Dataset records
+++

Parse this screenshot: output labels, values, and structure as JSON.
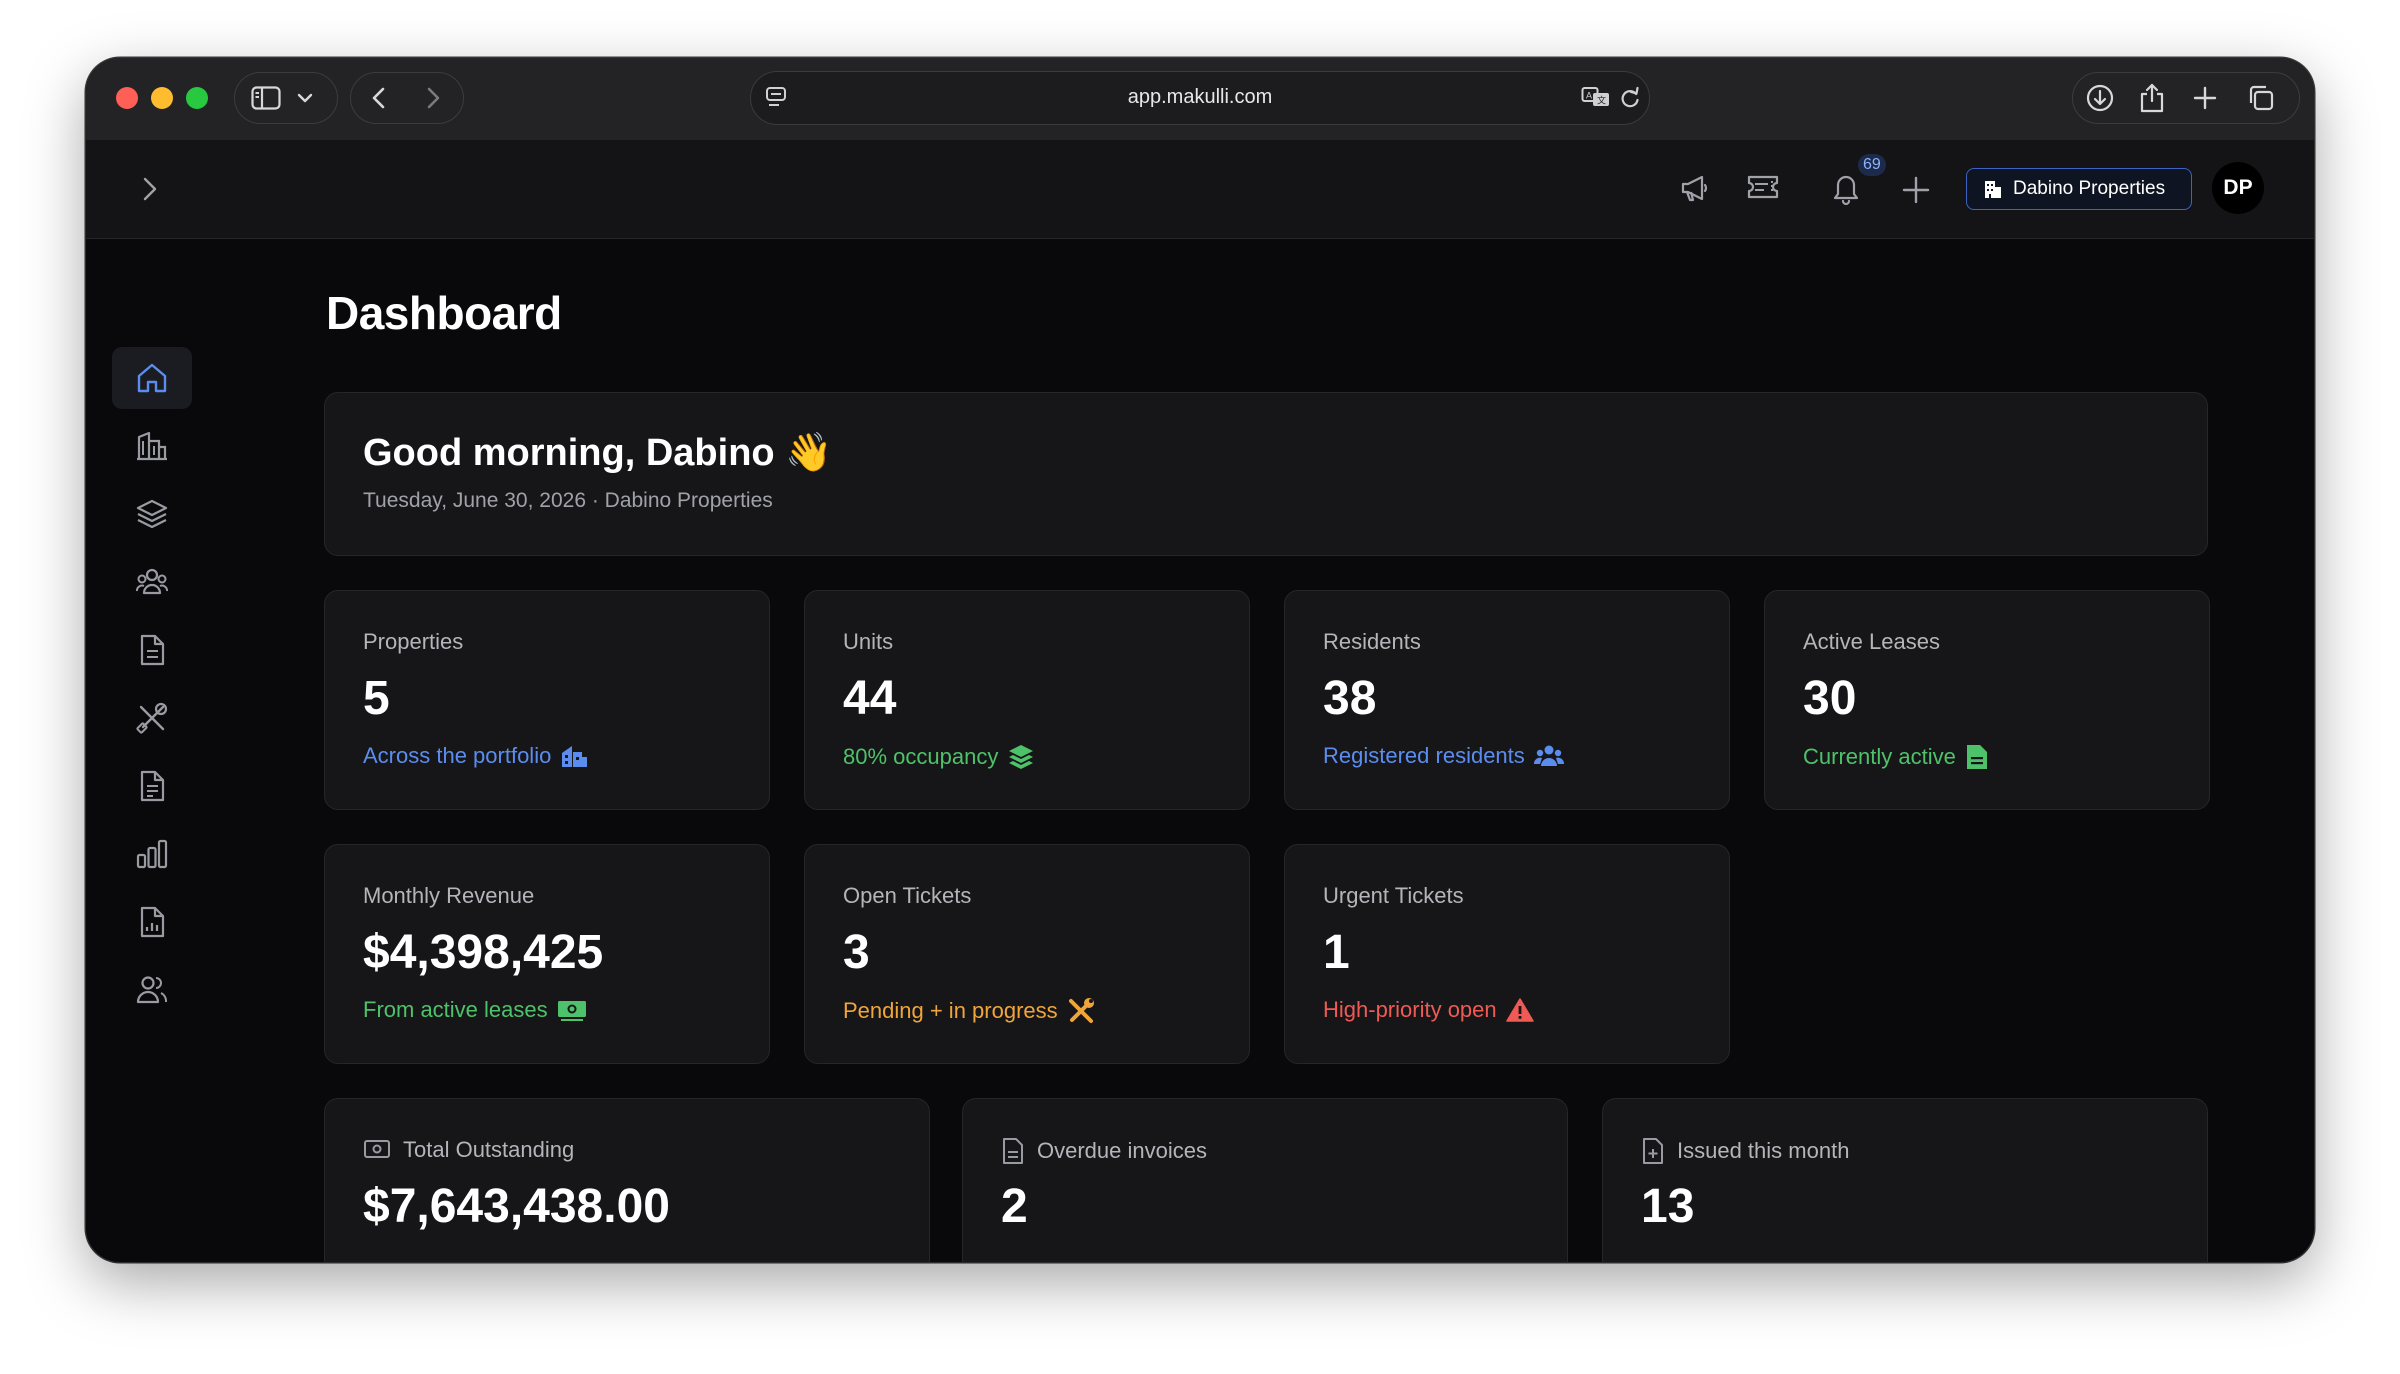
{
  "browser": {
    "url": "app.makulli.com"
  },
  "header": {
    "notification_count": "69",
    "org_name": "Dabino Properties",
    "avatar_initials": "DP"
  },
  "sidebar": {
    "items": [
      {
        "icon": "home-icon",
        "active": true
      },
      {
        "icon": "building-icon"
      },
      {
        "icon": "layers-icon"
      },
      {
        "icon": "residents-icon"
      },
      {
        "icon": "document-icon"
      },
      {
        "icon": "tools-icon"
      },
      {
        "icon": "invoice-icon"
      },
      {
        "icon": "bar-chart-icon"
      },
      {
        "icon": "report-icon"
      },
      {
        "icon": "users-icon"
      }
    ]
  },
  "page": {
    "title": "Dashboard"
  },
  "greeting": {
    "title": "Good morning, Dabino 👋",
    "subtitle": "Tuesday, June 30, 2026 · Dabino Properties"
  },
  "stats": {
    "properties": {
      "label": "Properties",
      "value": "5",
      "note": "Across the portfolio",
      "color": "#5b8def"
    },
    "units": {
      "label": "Units",
      "value": "44",
      "note": "80% occupancy",
      "color": "#4ec26a"
    },
    "residents": {
      "label": "Residents",
      "value": "38",
      "note": "Registered residents",
      "color": "#5b8def"
    },
    "leases": {
      "label": "Active Leases",
      "value": "30",
      "note": "Currently active",
      "color": "#4ec26a"
    },
    "revenue": {
      "label": "Monthly Revenue",
      "value": "$4,398,425",
      "note": "From active leases",
      "color": "#4ec26a"
    },
    "open_tickets": {
      "label": "Open Tickets",
      "value": "3",
      "note": "Pending + in progress",
      "color": "#f0a53a"
    },
    "urgent_tickets": {
      "label": "Urgent Tickets",
      "value": "1",
      "note": "High-priority open",
      "color": "#ef5a55"
    }
  },
  "invoices": {
    "outstanding": {
      "label": "Total Outstanding",
      "value": "$7,643,438.00"
    },
    "overdue": {
      "label": "Overdue invoices",
      "value": "2"
    },
    "issued": {
      "label": "Issued this month",
      "value": "13"
    }
  }
}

+++

> _AIM_: Write out each line again precisely as it appears, skipping every picture.

> _SOLUTION TO THE EXERCISE_:
Parse this screenshot: output labels, values, and structure as JSON.
{
  "browser": {
    "url": "app.makulli.com"
  },
  "header": {
    "notification_count": "69",
    "org_name": "Dabino Properties",
    "avatar_initials": "DP"
  },
  "sidebar": {
    "items": [
      {
        "icon": "home-icon",
        "active": true
      },
      {
        "icon": "building-icon"
      },
      {
        "icon": "layers-icon"
      },
      {
        "icon": "residents-icon"
      },
      {
        "icon": "document-icon"
      },
      {
        "icon": "tools-icon"
      },
      {
        "icon": "invoice-icon"
      },
      {
        "icon": "bar-chart-icon"
      },
      {
        "icon": "report-icon"
      },
      {
        "icon": "users-icon"
      }
    ]
  },
  "page": {
    "title": "Dashboard"
  },
  "greeting": {
    "title": "Good morning, Dabino 👋",
    "subtitle": "Tuesday, June 30, 2026 · Dabino Properties"
  },
  "stats": {
    "properties": {
      "label": "Properties",
      "value": "5",
      "note": "Across the portfolio",
      "color": "#5b8def"
    },
    "units": {
      "label": "Units",
      "value": "44",
      "note": "80% occupancy",
      "color": "#4ec26a"
    },
    "residents": {
      "label": "Residents",
      "value": "38",
      "note": "Registered residents",
      "color": "#5b8def"
    },
    "leases": {
      "label": "Active Leases",
      "value": "30",
      "note": "Currently active",
      "color": "#4ec26a"
    },
    "revenue": {
      "label": "Monthly Revenue",
      "value": "$4,398,425",
      "note": "From active leases",
      "color": "#4ec26a"
    },
    "open_tickets": {
      "label": "Open Tickets",
      "value": "3",
      "note": "Pending + in progress",
      "color": "#f0a53a"
    },
    "urgent_tickets": {
      "label": "Urgent Tickets",
      "value": "1",
      "note": "High-priority open",
      "color": "#ef5a55"
    }
  },
  "invoices": {
    "outstanding": {
      "label": "Total Outstanding",
      "value": "$7,643,438.00"
    },
    "overdue": {
      "label": "Overdue invoices",
      "value": "2"
    },
    "issued": {
      "label": "Issued this month",
      "value": "13"
    }
  }
}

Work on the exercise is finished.